__JOB__.
Give every line of the data again, unchanged, but with no pictures.

───

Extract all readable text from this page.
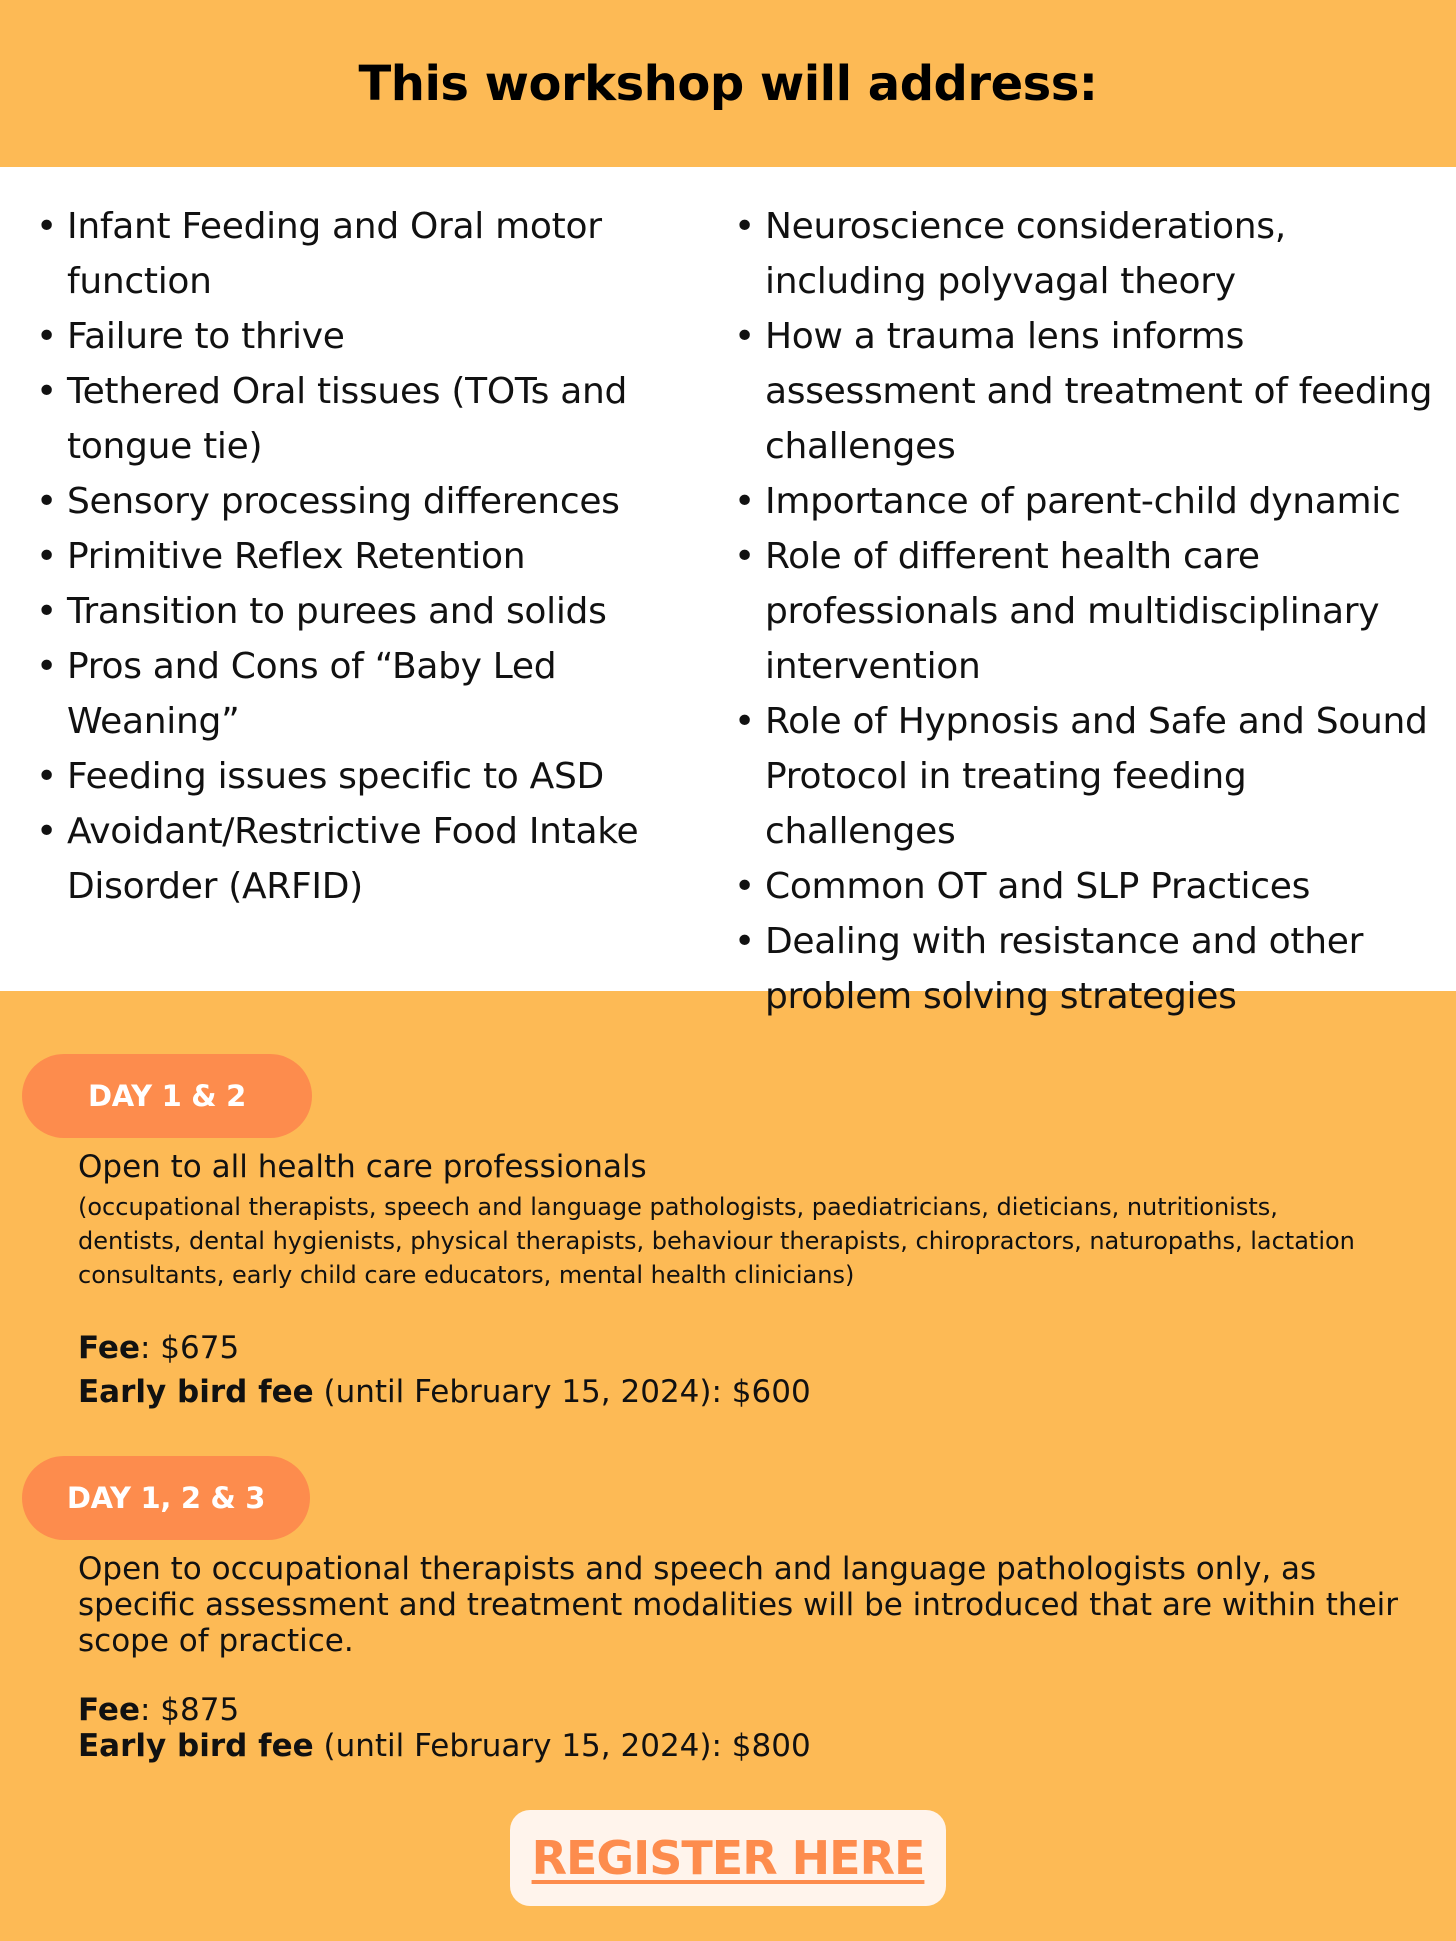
This workshop will address:
• Infant Feeding and Oral motor function
• Failure to thrive
• Tethered Oral tissues (TOTs and tongue tie)
• Sensory processing differences
• Primitive Reflex Retention
• Transition to purees and solids
• Pros and Cons of “Baby Led Weaning”
• Feeding issues specific to ASD
• Avoidant/Restrictive Food Intake Disorder (ARFID)
• Neuroscience considerations, including polyvagal theory
• How a trauma lens informs assessment and treatment of feeding challenges
• Importance of parent-child dynamic
• Role of different health care professionals and multidisciplinary intervention
• Role of Hypnosis and Safe and Sound Protocol in treating feeding challenges
• Common OT and SLP Practices
• Dealing with resistance and other problem solving strategies
DAY 1 & 2
Open to all health care professionals
(occupational therapists, speech and language pathologists, paediatricians, dieticians, nutritionists, dentists, dental hygienists, physical therapists, behaviour therapists, chiropractors, naturopaths, lactation consultants, early child care educators, mental health clinicians)
Fee: $675
Early bird fee (until February 15, 2024): $600
DAY 1, 2 & 3
Open to occupational therapists and speech and language pathologists only, as specific assessment and treatment modalities will be introduced that are within their scope of practice.
Fee: $875
Early bird fee (until February 15, 2024): $800
REGISTER HERE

───

__RESULT FOR THIS TASK__.
Extract all readable text from this page.
This workshop will address:
• Infant Feeding and Oral motor function
• Failure to thrive
• Tethered Oral tissues (TOTs and tongue tie)
• Sensory processing differences
• Primitive Reflex Retention
• Transition to purees and solids
• Pros and Cons of “Baby Led Weaning”
• Feeding issues specific to ASD
• Avoidant/Restrictive Food Intake Disorder (ARFID)
• Neuroscience considerations, including polyvagal theory
• How a trauma lens informs assessment and treatment of feeding challenges
• Importance of parent-child dynamic
• Role of different health care professionals and multidisciplinary intervention
• Role of Hypnosis and Safe and Sound Protocol in treating feeding challenges
• Common OT and SLP Practices
• Dealing with resistance and other problem solving strategies
DAY 1 & 2
Open to all health care professionals
(occupational therapists, speech and language pathologists, paediatricians, dieticians, nutritionists, dentists, dental hygienists, physical therapists, behaviour therapists, chiropractors, naturopaths, lactation consultants, early child care educators, mental health clinicians)
Fee: $675
Early bird fee (until February 15, 2024): $600
DAY 1, 2 & 3
Open to occupational therapists and speech and language pathologists only, as specific assessment and treatment modalities will be introduced that are within their scope of practice.
Fee: $875
Early bird fee (until February 15, 2024): $800
REGISTER HERE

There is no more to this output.